## GIVEN EXERCISE
Answer with a single number: the count of lines that include the string "correlation".

Data entries for graphics
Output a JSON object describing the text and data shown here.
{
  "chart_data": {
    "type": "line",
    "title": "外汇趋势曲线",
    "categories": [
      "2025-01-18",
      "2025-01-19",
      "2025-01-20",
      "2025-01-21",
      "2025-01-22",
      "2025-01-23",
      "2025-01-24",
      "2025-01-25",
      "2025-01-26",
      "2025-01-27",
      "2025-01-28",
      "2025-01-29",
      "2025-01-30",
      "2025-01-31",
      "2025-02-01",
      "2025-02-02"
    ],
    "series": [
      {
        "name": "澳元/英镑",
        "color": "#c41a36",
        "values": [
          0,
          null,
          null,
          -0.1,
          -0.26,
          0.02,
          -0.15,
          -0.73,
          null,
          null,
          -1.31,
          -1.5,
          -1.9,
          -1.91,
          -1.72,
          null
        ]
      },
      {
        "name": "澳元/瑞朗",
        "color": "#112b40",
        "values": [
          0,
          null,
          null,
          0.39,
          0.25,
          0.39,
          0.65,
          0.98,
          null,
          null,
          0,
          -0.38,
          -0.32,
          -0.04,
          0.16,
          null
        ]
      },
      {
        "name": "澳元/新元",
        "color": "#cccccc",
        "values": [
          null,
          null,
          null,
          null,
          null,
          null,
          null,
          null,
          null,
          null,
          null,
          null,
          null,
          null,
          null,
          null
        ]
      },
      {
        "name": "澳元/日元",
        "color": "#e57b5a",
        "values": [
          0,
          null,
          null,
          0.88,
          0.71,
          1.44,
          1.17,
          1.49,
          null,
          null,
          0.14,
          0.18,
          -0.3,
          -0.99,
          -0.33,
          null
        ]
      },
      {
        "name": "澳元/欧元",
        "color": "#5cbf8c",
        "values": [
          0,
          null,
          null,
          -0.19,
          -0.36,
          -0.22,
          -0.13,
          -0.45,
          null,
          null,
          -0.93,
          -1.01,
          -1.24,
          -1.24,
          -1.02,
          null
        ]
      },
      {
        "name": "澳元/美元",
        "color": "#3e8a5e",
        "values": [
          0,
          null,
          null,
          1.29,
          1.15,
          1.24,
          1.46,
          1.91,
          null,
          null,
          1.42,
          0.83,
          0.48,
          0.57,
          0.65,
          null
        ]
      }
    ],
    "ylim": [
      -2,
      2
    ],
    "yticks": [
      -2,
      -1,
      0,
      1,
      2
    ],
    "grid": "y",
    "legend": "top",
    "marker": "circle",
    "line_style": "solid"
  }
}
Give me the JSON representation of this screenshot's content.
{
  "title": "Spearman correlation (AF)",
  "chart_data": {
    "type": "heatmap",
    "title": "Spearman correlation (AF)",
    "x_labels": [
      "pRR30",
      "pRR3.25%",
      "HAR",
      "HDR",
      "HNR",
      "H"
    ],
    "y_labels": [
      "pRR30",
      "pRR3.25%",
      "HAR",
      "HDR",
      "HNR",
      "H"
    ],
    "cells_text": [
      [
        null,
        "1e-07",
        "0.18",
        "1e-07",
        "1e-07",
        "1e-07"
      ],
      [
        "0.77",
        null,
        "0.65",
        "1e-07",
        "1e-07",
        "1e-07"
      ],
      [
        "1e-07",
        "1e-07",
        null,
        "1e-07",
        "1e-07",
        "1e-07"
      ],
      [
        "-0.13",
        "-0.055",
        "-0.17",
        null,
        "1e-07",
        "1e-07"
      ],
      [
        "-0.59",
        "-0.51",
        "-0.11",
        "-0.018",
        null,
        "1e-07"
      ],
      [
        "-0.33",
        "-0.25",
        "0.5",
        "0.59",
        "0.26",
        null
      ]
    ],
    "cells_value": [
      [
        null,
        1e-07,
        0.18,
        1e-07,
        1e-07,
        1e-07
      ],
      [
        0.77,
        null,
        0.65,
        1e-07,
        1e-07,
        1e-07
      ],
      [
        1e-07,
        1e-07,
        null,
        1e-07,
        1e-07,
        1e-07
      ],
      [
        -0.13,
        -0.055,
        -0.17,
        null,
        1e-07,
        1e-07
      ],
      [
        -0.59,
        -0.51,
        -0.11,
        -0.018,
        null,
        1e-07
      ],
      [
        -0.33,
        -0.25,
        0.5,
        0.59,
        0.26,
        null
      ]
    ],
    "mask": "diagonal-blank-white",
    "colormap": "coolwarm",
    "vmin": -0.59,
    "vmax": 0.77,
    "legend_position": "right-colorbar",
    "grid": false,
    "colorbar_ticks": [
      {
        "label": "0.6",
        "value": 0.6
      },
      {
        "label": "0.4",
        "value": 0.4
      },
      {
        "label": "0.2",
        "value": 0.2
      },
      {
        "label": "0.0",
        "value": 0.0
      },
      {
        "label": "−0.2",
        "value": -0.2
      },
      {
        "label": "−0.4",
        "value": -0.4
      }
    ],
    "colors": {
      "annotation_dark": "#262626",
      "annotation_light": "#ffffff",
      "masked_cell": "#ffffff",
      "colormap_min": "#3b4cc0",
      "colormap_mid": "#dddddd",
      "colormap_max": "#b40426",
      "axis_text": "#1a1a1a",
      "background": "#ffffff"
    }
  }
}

## TASK OUTPUT
2